Dataset rows
※
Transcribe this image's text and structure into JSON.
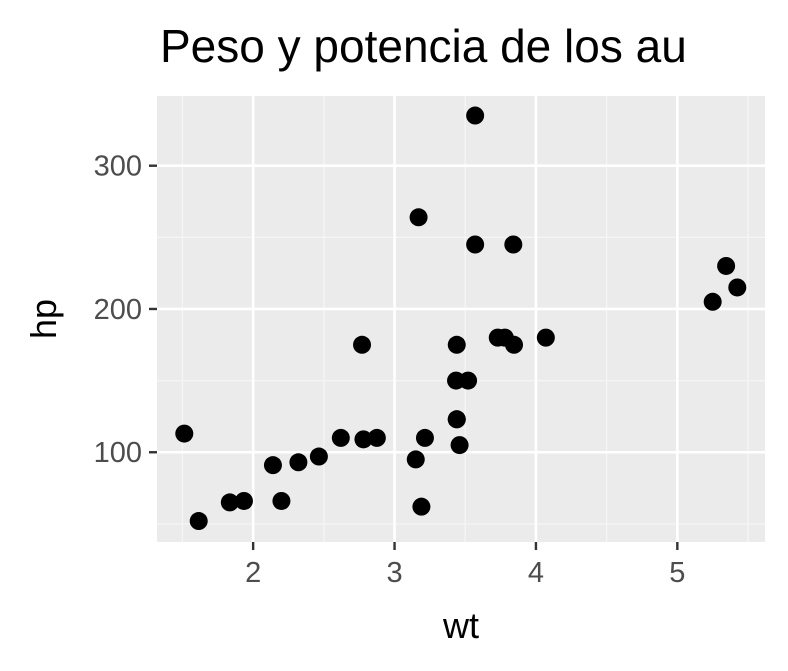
{
  "chart_data": {
    "type": "scatter",
    "title": "Peso y potencia de los au",
    "xlabel": "wt",
    "ylabel": "hp",
    "xlim": [
      1.32,
      5.62
    ],
    "ylim": [
      37.35,
      348.65
    ],
    "xticks": [
      2,
      3,
      4,
      5
    ],
    "xtick_labels": [
      "2",
      "3",
      "4",
      "5"
    ],
    "yticks": [
      100,
      200,
      300
    ],
    "ytick_labels": [
      "100",
      "200",
      "300"
    ],
    "grid": true,
    "legend": "none",
    "colors": {
      "panel": "#ebebeb",
      "grid_major": "#ffffff",
      "grid_minor": "#f5f5f5",
      "point": "#000000",
      "tick": "#333333",
      "tick_label": "#4d4d4d"
    },
    "points": [
      {
        "x": 2.62,
        "y": 110
      },
      {
        "x": 2.875,
        "y": 110
      },
      {
        "x": 2.32,
        "y": 93
      },
      {
        "x": 3.215,
        "y": 110
      },
      {
        "x": 3.44,
        "y": 175
      },
      {
        "x": 3.46,
        "y": 105
      },
      {
        "x": 3.57,
        "y": 245
      },
      {
        "x": 3.19,
        "y": 62
      },
      {
        "x": 3.15,
        "y": 95
      },
      {
        "x": 3.44,
        "y": 123
      },
      {
        "x": 3.44,
        "y": 123
      },
      {
        "x": 4.07,
        "y": 180
      },
      {
        "x": 3.73,
        "y": 180
      },
      {
        "x": 3.78,
        "y": 180
      },
      {
        "x": 5.25,
        "y": 205
      },
      {
        "x": 5.424,
        "y": 215
      },
      {
        "x": 5.345,
        "y": 230
      },
      {
        "x": 2.2,
        "y": 66
      },
      {
        "x": 1.615,
        "y": 52
      },
      {
        "x": 1.835,
        "y": 65
      },
      {
        "x": 2.465,
        "y": 97
      },
      {
        "x": 3.52,
        "y": 150
      },
      {
        "x": 3.435,
        "y": 150
      },
      {
        "x": 3.84,
        "y": 245
      },
      {
        "x": 3.845,
        "y": 175
      },
      {
        "x": 1.935,
        "y": 66
      },
      {
        "x": 2.14,
        "y": 91
      },
      {
        "x": 1.513,
        "y": 113
      },
      {
        "x": 3.17,
        "y": 264
      },
      {
        "x": 2.77,
        "y": 175
      },
      {
        "x": 3.57,
        "y": 335
      },
      {
        "x": 2.78,
        "y": 109
      }
    ]
  }
}
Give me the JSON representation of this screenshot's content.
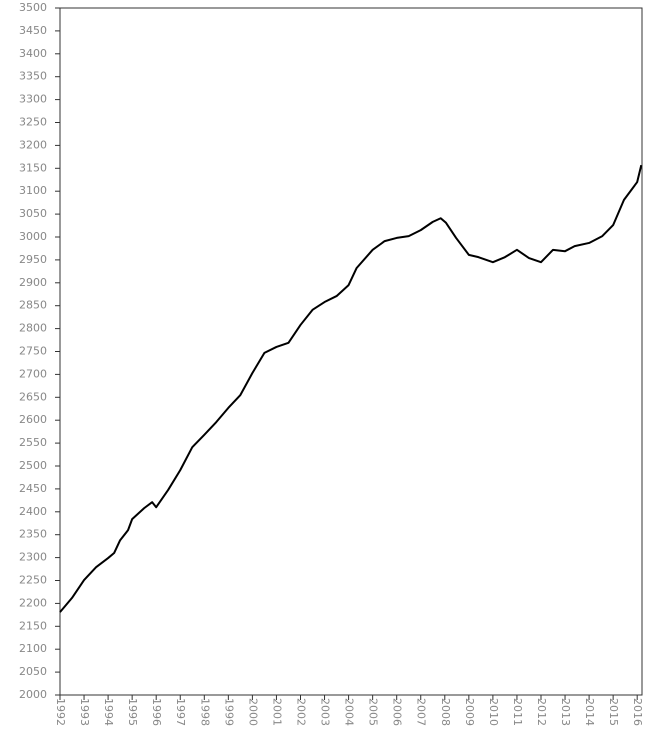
{
  "chart_data": {
    "type": "line",
    "x": [
      1992.0,
      1992.5,
      1993.0,
      1993.5,
      1994.0,
      1994.25,
      1994.5,
      1994.83,
      1995.0,
      1995.5,
      1995.83,
      1996.0,
      1996.5,
      1997.0,
      1997.5,
      1998.0,
      1998.5,
      1999.0,
      1999.5,
      2000.0,
      2000.5,
      2001.0,
      2001.5,
      2002.0,
      2002.5,
      2003.0,
      2003.5,
      2004.0,
      2004.33,
      2005.0,
      2005.5,
      2006.0,
      2006.5,
      2007.0,
      2007.5,
      2007.83,
      2008.05,
      2008.47,
      2009.0,
      2009.4,
      2010.0,
      2010.5,
      2011.0,
      2011.5,
      2012.0,
      2012.5,
      2013.0,
      2013.4,
      2014.0,
      2014.55,
      2015.0,
      2015.45,
      2016.0,
      2016.17
    ],
    "series": [
      {
        "color": "#000000",
        "values": [
          2181,
          2212,
          2251,
          2279,
          2299,
          2310,
          2338,
          2360,
          2384,
          2408,
          2421,
          2410,
          2448,
          2491,
          2541,
          2568,
          2596,
          2627,
          2655,
          2703,
          2747,
          2760,
          2769,
          2808,
          2841,
          2858,
          2871,
          2895,
          2932,
          2972,
          2991,
          2998,
          3002,
          3015,
          3033,
          3041,
          3031,
          2998,
          2961,
          2956,
          2945,
          2956,
          2972,
          2954,
          2945,
          2972,
          2969,
          2980,
          2987,
          3002,
          3026,
          3081,
          3120,
          3157
        ]
      }
    ],
    "xlim": [
      1992,
      2016.2
    ],
    "xticks": [
      1992,
      1993,
      1994,
      1995,
      1996,
      1997,
      1998,
      1999,
      2000,
      2001,
      2002,
      2003,
      2004,
      2005,
      2006,
      2007,
      2008,
      2009,
      2010,
      2011,
      2012,
      2013,
      2014,
      2015,
      2016
    ],
    "ylim": [
      2000,
      3500
    ],
    "yticks": [
      2000,
      2050,
      2100,
      2150,
      2200,
      2250,
      2300,
      2350,
      2400,
      2450,
      2500,
      2550,
      2600,
      2650,
      2700,
      2750,
      2800,
      2850,
      2900,
      2950,
      3000,
      3050,
      3100,
      3150,
      3200,
      3250,
      3300,
      3350,
      3400,
      3450,
      3500
    ]
  }
}
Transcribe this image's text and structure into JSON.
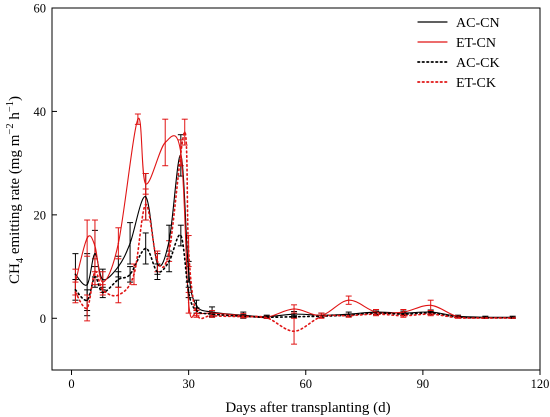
{
  "chart_data": {
    "type": "line",
    "title": "",
    "xlabel": "Days after transplanting (d)",
    "ylabel": {
      "pre": "CH",
      "sub": "4",
      "post1": " emitting rate (mg m",
      "sup1": "−2",
      "mid": " h",
      "sup2": "−1",
      "post2": ")"
    },
    "xlim": [
      -5,
      120
    ],
    "ylim": [
      -10,
      60
    ],
    "xticks": [
      "0",
      "30",
      "60",
      "90",
      "120"
    ],
    "yticks": [
      "0",
      "20",
      "40",
      "60"
    ],
    "legend_position": "top-right",
    "series": [
      {
        "name": "AC-CN",
        "color": "#000000",
        "dash": "solid",
        "points": [
          [
            1,
            8.5
          ],
          [
            4,
            6.5
          ],
          [
            6,
            12.5
          ],
          [
            8,
            7.5
          ],
          [
            12,
            10
          ],
          [
            15,
            14.5
          ],
          [
            19,
            23.5
          ],
          [
            22,
            10.5
          ],
          [
            25,
            15
          ],
          [
            28,
            31.5
          ],
          [
            30,
            9
          ],
          [
            32,
            2.5
          ],
          [
            36,
            1.2
          ],
          [
            44,
            0.6
          ],
          [
            50,
            0.3
          ],
          [
            57,
            0.8
          ],
          [
            64,
            0.6
          ],
          [
            71,
            0.8
          ],
          [
            78,
            1.2
          ],
          [
            85,
            1
          ],
          [
            92,
            1.2
          ],
          [
            99,
            0.4
          ],
          [
            106,
            0.2
          ],
          [
            113,
            0.2
          ]
        ],
        "errors": [
          4,
          6,
          4.5,
          2,
          2,
          4,
          4.5,
          2,
          3,
          4,
          2,
          1,
          1,
          0.6,
          0.3,
          0.5,
          0.4,
          0.4,
          0.4,
          0.4,
          0.4,
          0.2,
          0.2,
          0.2
        ]
      },
      {
        "name": "ET-CN",
        "color": "#e01414",
        "dash": "solid",
        "points": [
          [
            1,
            7
          ],
          [
            4,
            15.5
          ],
          [
            6,
            14
          ],
          [
            8,
            7
          ],
          [
            12,
            14.5
          ],
          [
            17,
            38.5
          ],
          [
            19,
            26
          ],
          [
            24,
            34
          ],
          [
            28,
            32
          ],
          [
            30,
            3
          ],
          [
            32,
            1
          ],
          [
            36,
            1
          ],
          [
            44,
            0.5
          ],
          [
            50,
            0.2
          ],
          [
            57,
            1.8
          ],
          [
            64,
            0.6
          ],
          [
            71,
            3.5
          ],
          [
            78,
            1.2
          ],
          [
            85,
            1.2
          ],
          [
            92,
            2.5
          ],
          [
            99,
            0.3
          ],
          [
            106,
            0.1
          ],
          [
            113,
            0.1
          ]
        ],
        "errors": [
          2.5,
          3.5,
          5,
          2,
          3,
          1,
          2,
          4.5,
          2.5,
          2,
          0.8,
          0.5,
          0.4,
          0.2,
          0.8,
          0.4,
          0.8,
          0.5,
          0.5,
          1,
          0.2,
          0.1,
          0.1
        ]
      },
      {
        "name": "AC-CK",
        "color": "#000000",
        "dash": "dotted",
        "points": [
          [
            1,
            5.5
          ],
          [
            4,
            3.5
          ],
          [
            6,
            8
          ],
          [
            8,
            5
          ],
          [
            12,
            7.5
          ],
          [
            15,
            8.5
          ],
          [
            19,
            13.5
          ],
          [
            22,
            9
          ],
          [
            25,
            11
          ],
          [
            28,
            16
          ],
          [
            30,
            5
          ],
          [
            32,
            1.5
          ],
          [
            36,
            0.8
          ],
          [
            44,
            0.4
          ],
          [
            50,
            0.2
          ],
          [
            57,
            0.3
          ],
          [
            64,
            0.4
          ],
          [
            71,
            0.6
          ],
          [
            78,
            1
          ],
          [
            85,
            0.8
          ],
          [
            92,
            1
          ],
          [
            99,
            0.2
          ],
          [
            106,
            0.1
          ],
          [
            113,
            0.1
          ]
        ],
        "errors": [
          2,
          2,
          2,
          1,
          1.5,
          1.5,
          3,
          1.5,
          2,
          2,
          1,
          0.5,
          0.4,
          0.3,
          0.2,
          0.2,
          0.2,
          0.2,
          0.3,
          0.3,
          0.3,
          0.1,
          0.1,
          0.1
        ]
      },
      {
        "name": "ET-CK",
        "color": "#e01414",
        "dash": "dotted",
        "points": [
          [
            1,
            5
          ],
          [
            4,
            2
          ],
          [
            6,
            9
          ],
          [
            8,
            5.5
          ],
          [
            12,
            4.5
          ],
          [
            16,
            8.5
          ],
          [
            19,
            22
          ],
          [
            22,
            11
          ],
          [
            25,
            13
          ],
          [
            29,
            36
          ],
          [
            30,
            13
          ],
          [
            32,
            1
          ],
          [
            36,
            0.5
          ],
          [
            44,
            0.3
          ],
          [
            50,
            0.1
          ],
          [
            57,
            -2.5
          ],
          [
            64,
            0.3
          ],
          [
            71,
            0.5
          ],
          [
            78,
            0.8
          ],
          [
            85,
            0.5
          ],
          [
            92,
            0.8
          ],
          [
            99,
            0.1
          ],
          [
            106,
            0.05
          ],
          [
            113,
            0.05
          ]
        ],
        "errors": [
          2,
          2.5,
          2.5,
          1,
          1.5,
          2,
          3,
          2,
          2,
          2.5,
          3,
          0.5,
          0.3,
          0.2,
          0.1,
          2.5,
          0.3,
          0.3,
          0.3,
          0.3,
          0.3,
          0.1,
          0.05,
          0.05
        ]
      }
    ]
  }
}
※
*Exercise task:* All lines above with "title" in them should be returned.

*Written answer:*
    "title": "Peso y potencia de los au",
    "title": "",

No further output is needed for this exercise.